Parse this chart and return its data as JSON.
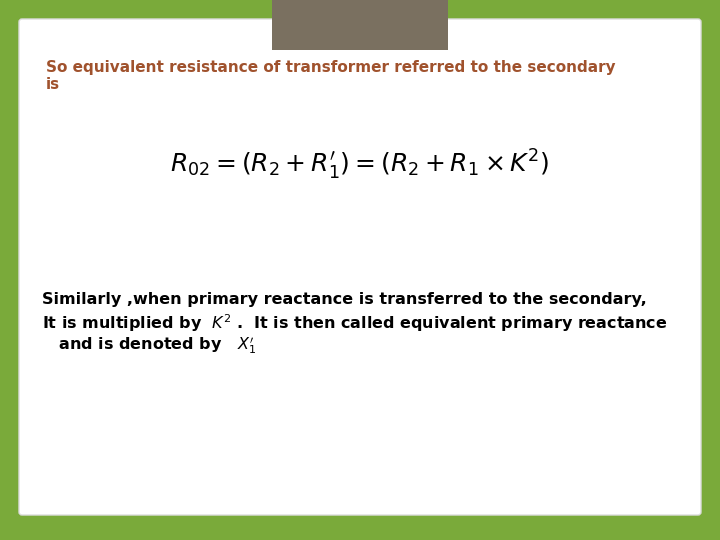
{
  "bg_color": "#7aaa3a",
  "card_color": "#ffffff",
  "header_rect_color": "#7a7060",
  "title_text_line1": "So equivalent resistance of transformer referred to the secondary",
  "title_text_line2": "is",
  "title_color": "#a0522d",
  "formula_fontsize": 18,
  "body_text1": "Similarly ,when primary reactance is transferred to the secondary,",
  "body_text2": "It is multiplied by  $K^2$ .  It is then called equivalent primary reactance",
  "body_text3": "   and is denoted by   $X_1^{\\prime}$",
  "body_color": "#000000",
  "body_fontsize": 11.5,
  "title_fontsize": 11
}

▬▬▬▬▬▬

◆ WHAT THE TASK REQUIRES: In your copy, repeat each record exactly and include no pictures.

◆ EXPECTED ANSWER:
Parse this chart and return its data as JSON.
{
  "bg_color": "#7aaa3a",
  "card_color": "#ffffff",
  "header_rect_color": "#7a7060",
  "title_text_line1": "So equivalent resistance of transformer referred to the secondary",
  "title_text_line2": "is",
  "title_color": "#a0522d",
  "formula_fontsize": 18,
  "body_text1": "Similarly ,when primary reactance is transferred to the secondary,",
  "body_text2": "It is multiplied by  $K^2$ .  It is then called equivalent primary reactance",
  "body_text3": "   and is denoted by   $X_1^{\\prime}$",
  "body_color": "#000000",
  "body_fontsize": 11.5,
  "title_fontsize": 11
}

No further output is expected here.